The request: Copy every entry word for word. Skip the pictures.

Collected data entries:
· · · · · · ·

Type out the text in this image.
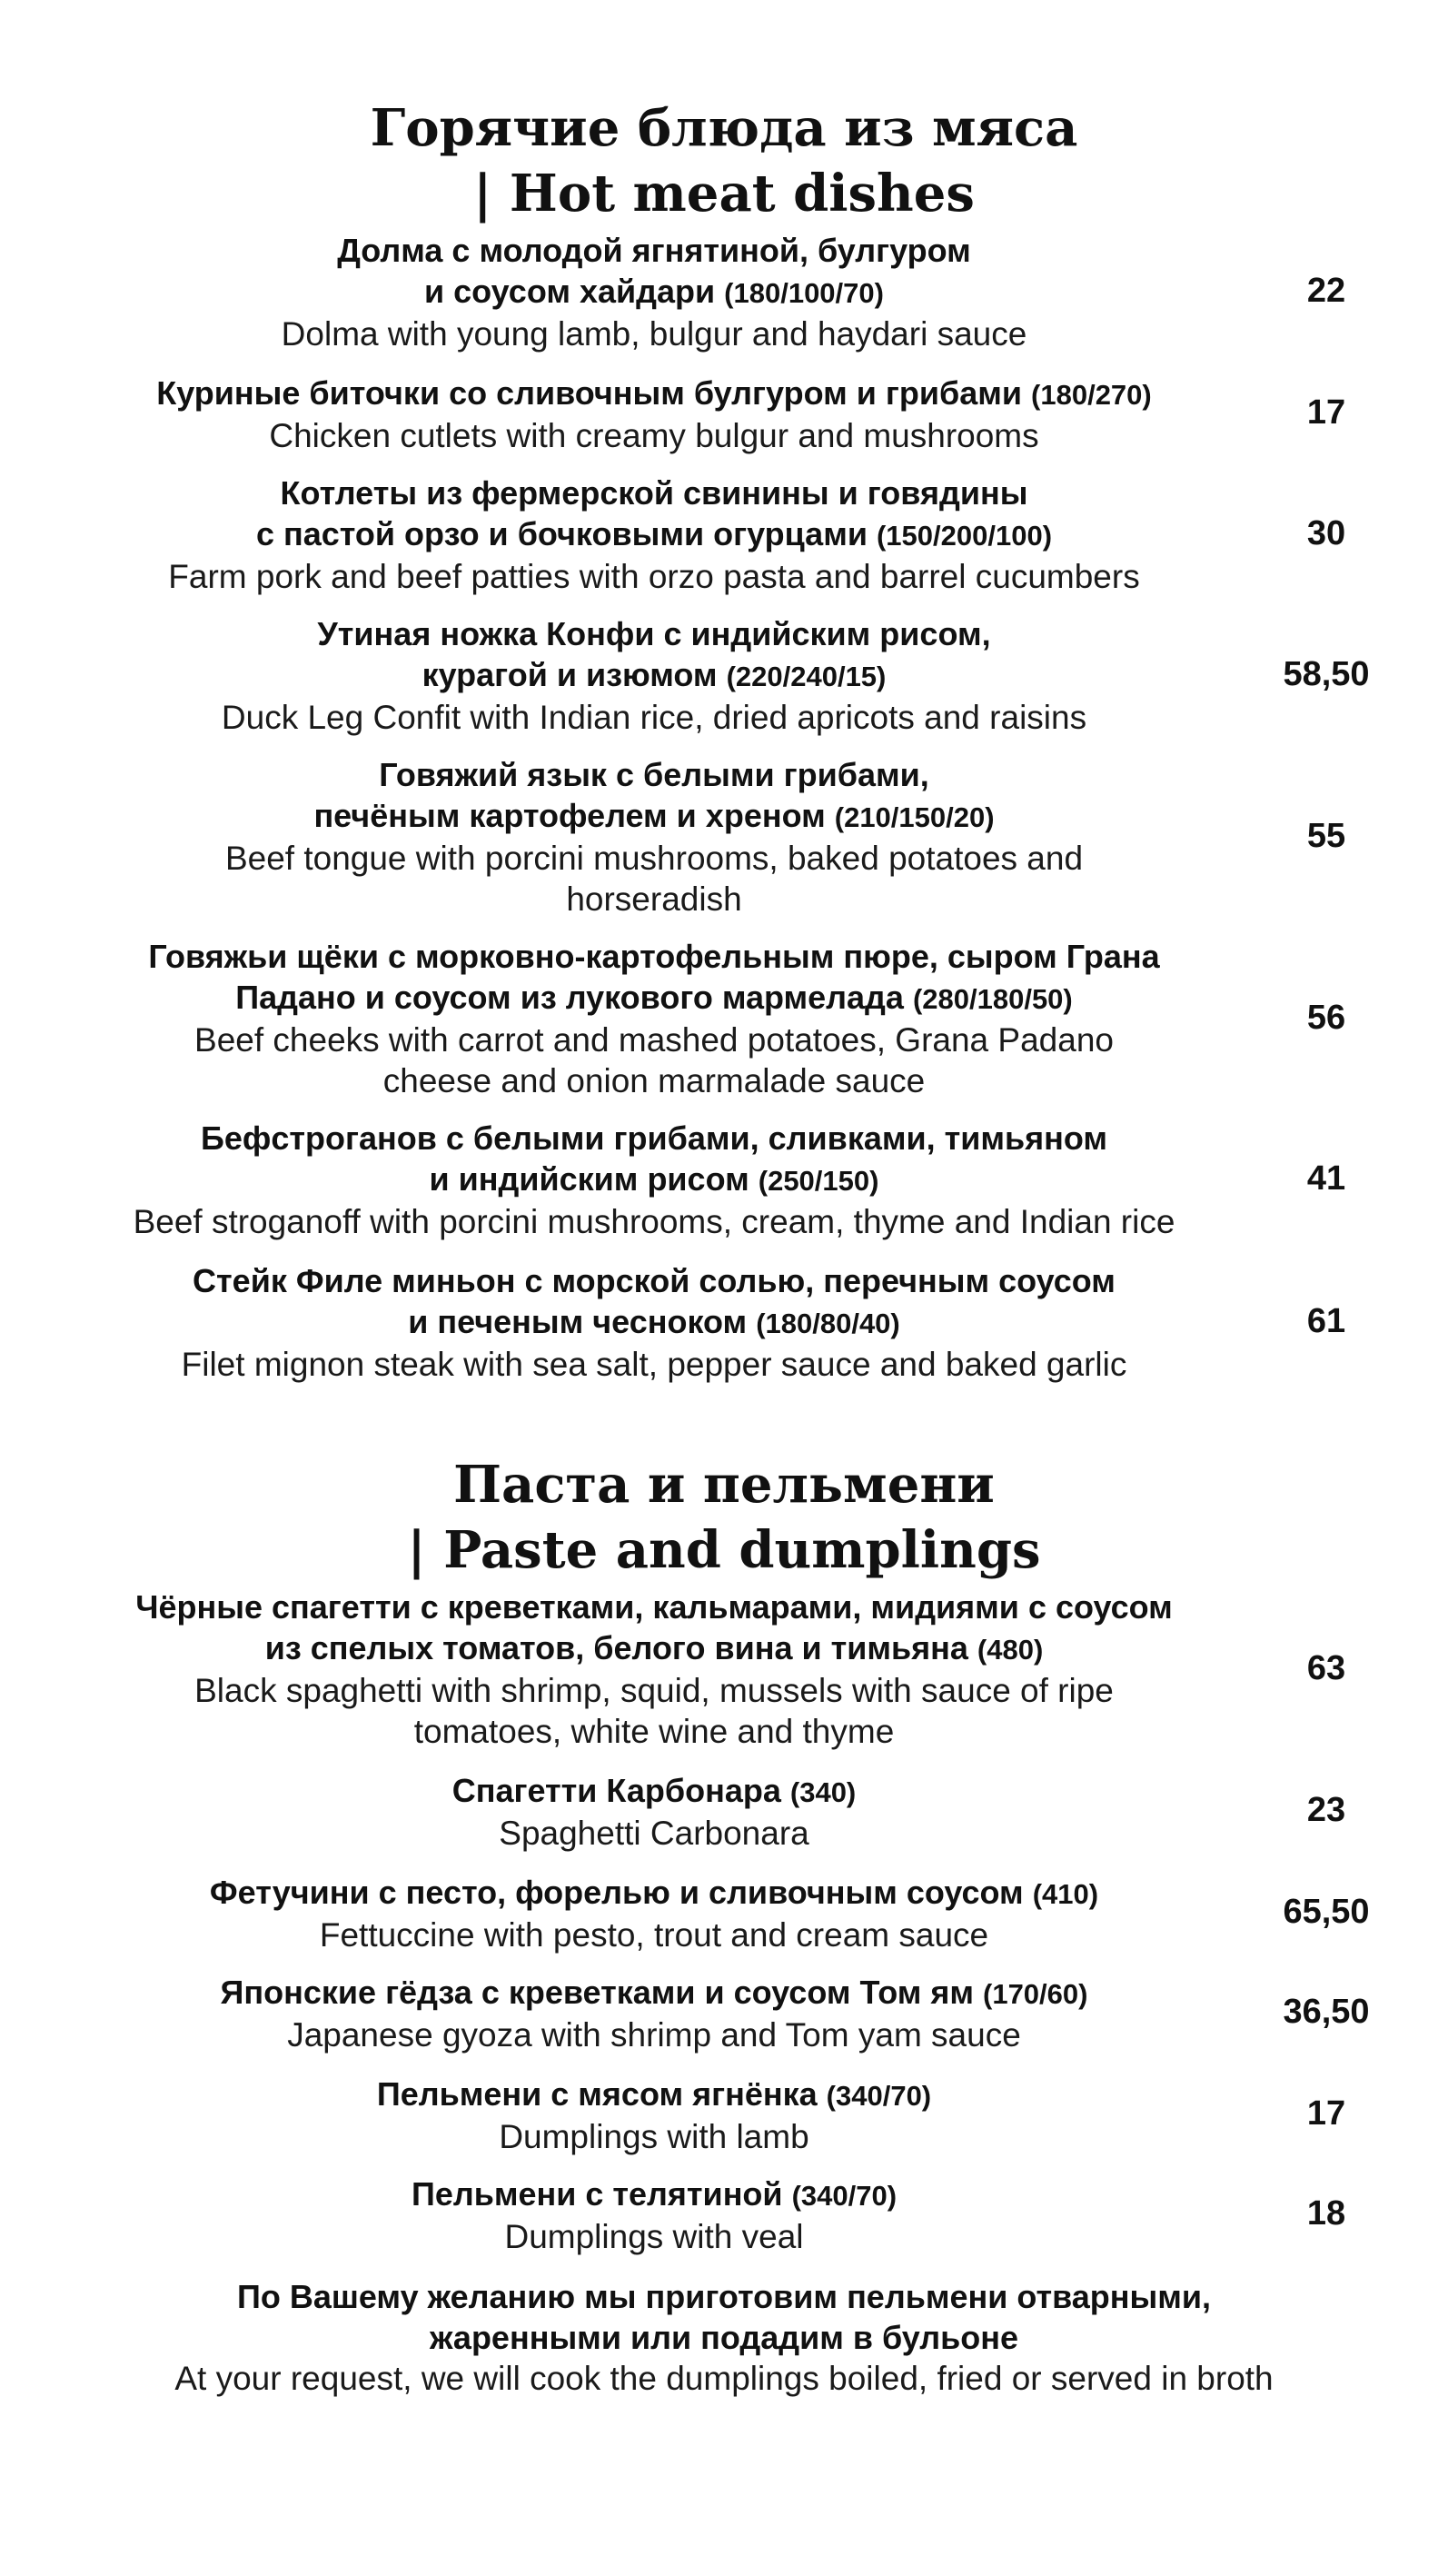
Горячие блюда из мяса
| Hot meat dishes
Долма с молодой ягнятиной, булгуром
и соусом хайдари (180/100/70)
Dolma with young lamb, bulgur and haydari sauce
22
Куриные биточки со сливочным булгуром и грибами (180/270)
Chicken cutlets with creamy bulgur and mushrooms
17
Котлеты из фермерской свинины и говядины
с пастой орзо и бочковыми огурцами (150/200/100)
Farm pork and beef patties with orzo pasta and barrel cucumbers
30
Утиная ножка Конфи с индийским рисом,
курагой и изюмом (220/240/15)
Duck Leg Confit with Indian rice, dried apricots and raisins
58,50
Говяжий язык с белыми грибами,
печёным картофелем и хреном (210/150/20)
Beef tongue with porcini mushrooms, baked potatoes and
horseradish
55
Говяжьи щёки с морковно-картофельным пюре, сыром Грана
Падано и соусом из лукового мармелада (280/180/50)
Beef cheeks with carrot and mashed potatoes, Grana Padano
cheese and onion marmalade sauce
56
Бефстроганов с белыми грибами, сливками, тимьяном
и индийским рисом (250/150)
Beef stroganoff with porcini mushrooms, cream, thyme and Indian rice
41
Стейк Филе миньон с морской солью, перечным соусом
и печеным чесноком (180/80/40)
Filet mignon steak with sea salt, pepper sauce and baked garlic
61
Паста и пельмени
| Paste and dumplings
Чёрные спагетти с креветками, кальмарами, мидиями с соусом
из спелых томатов, белого вина и тимьяна (480)
Black spaghetti with shrimp, squid, mussels with sauce of ripe
tomatoes, white wine and thyme
63
Спагетти Карбонара (340)
Spaghetti Carbonara
23
Фетучини с песто, форелью и сливочным соусом (410)
Fettuccine with pesto, trout and cream sauce
65,50
Японские гёдза с креветками и соусом Том ям (170/60)
Japanese gyoza with shrimp and Tom yam sauce
36,50
Пельмени с мясом ягнёнка (340/70)
Dumplings with lamb
17
Пельмени с телятиной (340/70)
Dumplings with veal
18
По Вашему желанию мы приготовим пельмени отварными,
жаренными или подадим в бульоне
At your request, we will cook the dumplings boiled, fried or served in broth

· · · · · · ·

Answer to the exercise:
Type out the text in this image.
Горячие блюда из мяса
| Hot meat dishes
Долма с молодой ягнятиной, булгуром
и соусом хайдари (180/100/70)
Dolma with young lamb, bulgur and haydari sauce
22
Куриные биточки со сливочным булгуром и грибами (180/270)
Chicken cutlets with creamy bulgur and mushrooms
17
Котлеты из фермерской свинины и говядины
с пастой орзо и бочковыми огурцами (150/200/100)
Farm pork and beef patties with orzo pasta and barrel cucumbers
30
Утиная ножка Конфи с индийским рисом,
курагой и изюмом (220/240/15)
Duck Leg Confit with Indian rice, dried apricots and raisins
58,50
Говяжий язык с белыми грибами,
печёным картофелем и хреном (210/150/20)
Beef tongue with porcini mushrooms, baked potatoes and
horseradish
55
Говяжьи щёки с морковно-картофельным пюре, сыром Грана
Падано и соусом из лукового мармелада (280/180/50)
Beef cheeks with carrot and mashed potatoes, Grana Padano
cheese and onion marmalade sauce
56
Бефстроганов с белыми грибами, сливками, тимьяном
и индийским рисом (250/150)
Beef stroganoff with porcini mushrooms, cream, thyme and Indian rice
41
Стейк Филе миньон с морской солью, перечным соусом
и печеным чесноком (180/80/40)
Filet mignon steak with sea salt, pepper sauce and baked garlic
61
Паста и пельмени
| Paste and dumplings
Чёрные спагетти с креветками, кальмарами, мидиями с соусом
из спелых томатов, белого вина и тимьяна (480)
Black spaghetti with shrimp, squid, mussels with sauce of ripe
tomatoes, white wine and thyme
63
Спагетти Карбонара (340)
Spaghetti Carbonara
23
Фетучини с песто, форелью и сливочным соусом (410)
Fettuccine with pesto, trout and cream sauce
65,50
Японские гёдза с креветками и соусом Том ям (170/60)
Japanese gyoza with shrimp and Tom yam sauce
36,50
Пельмени с мясом ягнёнка (340/70)
Dumplings with lamb
17
Пельмени с телятиной (340/70)
Dumplings with veal
18
По Вашему желанию мы приготовим пельмени отварными,
жаренными или подадим в бульоне
At your request, we will cook the dumplings boiled, fried or served in broth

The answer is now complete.